Reproduce each of the following rows word for word, every row on its own line.

Stored data entries
---+---
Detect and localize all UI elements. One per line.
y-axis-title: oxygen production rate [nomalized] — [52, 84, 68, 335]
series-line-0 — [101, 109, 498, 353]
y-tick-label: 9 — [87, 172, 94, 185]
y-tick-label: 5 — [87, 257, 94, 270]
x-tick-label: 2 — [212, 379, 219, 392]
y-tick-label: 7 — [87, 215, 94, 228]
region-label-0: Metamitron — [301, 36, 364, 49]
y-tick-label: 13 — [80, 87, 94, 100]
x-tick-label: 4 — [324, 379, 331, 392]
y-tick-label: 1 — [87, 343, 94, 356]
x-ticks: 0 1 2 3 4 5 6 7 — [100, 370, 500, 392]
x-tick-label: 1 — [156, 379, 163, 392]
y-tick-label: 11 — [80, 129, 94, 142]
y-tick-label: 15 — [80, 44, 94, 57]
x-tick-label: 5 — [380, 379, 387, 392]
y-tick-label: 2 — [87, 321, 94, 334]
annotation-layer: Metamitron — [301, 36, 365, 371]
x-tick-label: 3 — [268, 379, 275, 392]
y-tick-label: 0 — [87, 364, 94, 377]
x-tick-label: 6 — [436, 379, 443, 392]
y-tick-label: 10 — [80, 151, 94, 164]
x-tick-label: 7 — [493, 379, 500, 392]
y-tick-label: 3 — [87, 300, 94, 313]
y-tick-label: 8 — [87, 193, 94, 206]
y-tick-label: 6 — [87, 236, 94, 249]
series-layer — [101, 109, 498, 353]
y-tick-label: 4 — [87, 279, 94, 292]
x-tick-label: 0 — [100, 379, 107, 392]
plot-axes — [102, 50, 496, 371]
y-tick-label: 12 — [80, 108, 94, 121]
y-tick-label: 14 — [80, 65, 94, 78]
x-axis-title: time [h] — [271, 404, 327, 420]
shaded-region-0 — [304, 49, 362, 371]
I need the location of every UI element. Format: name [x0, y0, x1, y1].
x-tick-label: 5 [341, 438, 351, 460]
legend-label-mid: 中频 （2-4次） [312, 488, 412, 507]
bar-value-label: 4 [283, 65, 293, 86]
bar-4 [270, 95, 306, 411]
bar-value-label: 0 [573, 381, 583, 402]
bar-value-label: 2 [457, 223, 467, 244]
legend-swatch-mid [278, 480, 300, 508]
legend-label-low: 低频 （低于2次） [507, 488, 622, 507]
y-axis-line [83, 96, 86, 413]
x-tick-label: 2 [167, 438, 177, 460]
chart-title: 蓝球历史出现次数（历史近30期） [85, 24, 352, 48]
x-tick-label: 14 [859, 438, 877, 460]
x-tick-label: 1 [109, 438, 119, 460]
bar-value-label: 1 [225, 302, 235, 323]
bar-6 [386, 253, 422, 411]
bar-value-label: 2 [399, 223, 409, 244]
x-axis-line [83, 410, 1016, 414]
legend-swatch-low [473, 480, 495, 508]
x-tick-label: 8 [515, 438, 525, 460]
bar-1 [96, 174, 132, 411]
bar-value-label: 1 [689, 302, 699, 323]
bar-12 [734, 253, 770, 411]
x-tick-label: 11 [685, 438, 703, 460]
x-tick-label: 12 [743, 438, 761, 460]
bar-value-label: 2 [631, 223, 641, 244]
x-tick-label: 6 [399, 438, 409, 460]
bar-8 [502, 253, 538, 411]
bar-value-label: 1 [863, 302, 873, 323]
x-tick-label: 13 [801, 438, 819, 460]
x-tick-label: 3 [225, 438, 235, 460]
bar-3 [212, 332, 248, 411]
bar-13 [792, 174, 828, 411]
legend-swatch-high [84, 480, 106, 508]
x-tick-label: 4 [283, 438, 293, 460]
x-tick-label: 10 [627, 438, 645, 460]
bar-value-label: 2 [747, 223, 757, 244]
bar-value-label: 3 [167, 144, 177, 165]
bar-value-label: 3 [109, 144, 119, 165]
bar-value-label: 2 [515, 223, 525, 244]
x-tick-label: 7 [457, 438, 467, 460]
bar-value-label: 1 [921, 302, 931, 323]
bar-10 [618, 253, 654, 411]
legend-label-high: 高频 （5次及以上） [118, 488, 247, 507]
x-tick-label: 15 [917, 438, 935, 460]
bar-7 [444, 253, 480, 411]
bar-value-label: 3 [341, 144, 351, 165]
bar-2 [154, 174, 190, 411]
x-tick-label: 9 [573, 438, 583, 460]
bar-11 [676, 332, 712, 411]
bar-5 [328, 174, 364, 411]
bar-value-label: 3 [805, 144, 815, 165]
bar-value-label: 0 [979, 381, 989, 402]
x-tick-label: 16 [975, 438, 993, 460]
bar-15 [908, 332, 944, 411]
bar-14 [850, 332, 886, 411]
---+---
*Answer in full:*
Detect and localize all UI elements. One per line.
y-axis-title: oxygen production rate [nomalized] — [52, 84, 68, 335]
series-line-0 — [101, 109, 498, 353]
y-tick-label: 9 — [87, 172, 94, 185]
y-tick-label: 5 — [87, 257, 94, 270]
x-tick-label: 2 — [212, 379, 219, 392]
y-tick-label: 7 — [87, 215, 94, 228]
region-label-0: Metamitron — [301, 36, 364, 49]
y-tick-label: 13 — [80, 87, 94, 100]
x-tick-label: 4 — [324, 379, 331, 392]
y-tick-label: 1 — [87, 343, 94, 356]
x-ticks: 0 1 2 3 4 5 6 7 — [100, 370, 500, 392]
x-tick-label: 1 — [156, 379, 163, 392]
y-tick-label: 11 — [80, 129, 94, 142]
y-tick-label: 15 — [80, 44, 94, 57]
x-tick-label: 5 — [380, 379, 387, 392]
y-tick-label: 2 — [87, 321, 94, 334]
annotation-layer: Metamitron — [301, 36, 365, 371]
x-tick-label: 3 — [268, 379, 275, 392]
y-tick-label: 0 — [87, 364, 94, 377]
x-tick-label: 6 — [436, 379, 443, 392]
y-tick-label: 10 — [80, 151, 94, 164]
x-tick-label: 7 — [493, 379, 500, 392]
y-tick-label: 3 — [87, 300, 94, 313]
y-tick-label: 8 — [87, 193, 94, 206]
y-tick-label: 6 — [87, 236, 94, 249]
series-layer — [101, 109, 498, 353]
y-tick-label: 4 — [87, 279, 94, 292]
x-tick-label: 0 — [100, 379, 107, 392]
plot-axes — [102, 50, 496, 371]
y-tick-label: 12 — [80, 108, 94, 121]
y-tick-label: 14 — [80, 65, 94, 78]
x-axis-title: time [h] — [271, 404, 327, 420]
shaded-region-0 — [304, 49, 362, 371]
I need the location of every UI element. Format: name [x0, y0, x1, y1].
x-tick-label: 5 [341, 438, 351, 460]
legend-label-mid: 中频 （2-4次） [312, 488, 412, 507]
bar-value-label: 4 [283, 65, 293, 86]
bar-4 [270, 95, 306, 411]
bar-value-label: 0 [573, 381, 583, 402]
bar-value-label: 2 [457, 223, 467, 244]
legend-swatch-mid [278, 480, 300, 508]
legend-label-low: 低频 （低于2次） [507, 488, 622, 507]
y-axis-line [83, 96, 86, 413]
x-tick-label: 2 [167, 438, 177, 460]
chart-title: 蓝球历史出现次数（历史近30期） [85, 24, 352, 48]
x-tick-label: 14 [859, 438, 877, 460]
x-tick-label: 1 [109, 438, 119, 460]
bar-value-label: 1 [225, 302, 235, 323]
bar-6 [386, 253, 422, 411]
bar-value-label: 2 [399, 223, 409, 244]
x-axis-line [83, 410, 1016, 414]
legend-swatch-low [473, 480, 495, 508]
x-tick-label: 8 [515, 438, 525, 460]
bar-1 [96, 174, 132, 411]
bar-value-label: 1 [689, 302, 699, 323]
bar-12 [734, 253, 770, 411]
x-tick-label: 11 [685, 438, 703, 460]
x-tick-label: 12 [743, 438, 761, 460]
bar-value-label: 2 [631, 223, 641, 244]
x-tick-label: 6 [399, 438, 409, 460]
bar-8 [502, 253, 538, 411]
bar-value-label: 1 [863, 302, 873, 323]
x-tick-label: 13 [801, 438, 819, 460]
x-tick-label: 3 [225, 438, 235, 460]
bar-3 [212, 332, 248, 411]
bar-13 [792, 174, 828, 411]
legend-swatch-high [84, 480, 106, 508]
x-tick-label: 4 [283, 438, 293, 460]
x-tick-label: 10 [627, 438, 645, 460]
bar-value-label: 2 [747, 223, 757, 244]
bar-value-label: 3 [167, 144, 177, 165]
bar-value-label: 3 [109, 144, 119, 165]
bar-value-label: 2 [515, 223, 525, 244]
x-tick-label: 7 [457, 438, 467, 460]
bar-value-label: 1 [921, 302, 931, 323]
bar-10 [618, 253, 654, 411]
legend-label-high: 高频 （5次及以上） [118, 488, 247, 507]
x-tick-label: 15 [917, 438, 935, 460]
bar-7 [444, 253, 480, 411]
bar-value-label: 3 [341, 144, 351, 165]
bar-2 [154, 174, 190, 411]
x-tick-label: 9 [573, 438, 583, 460]
bar-11 [676, 332, 712, 411]
bar-5 [328, 174, 364, 411]
bar-value-label: 3 [805, 144, 815, 165]
bar-value-label: 0 [979, 381, 989, 402]
x-tick-label: 16 [975, 438, 993, 460]
bar-15 [908, 332, 944, 411]
bar-14 [850, 332, 886, 411]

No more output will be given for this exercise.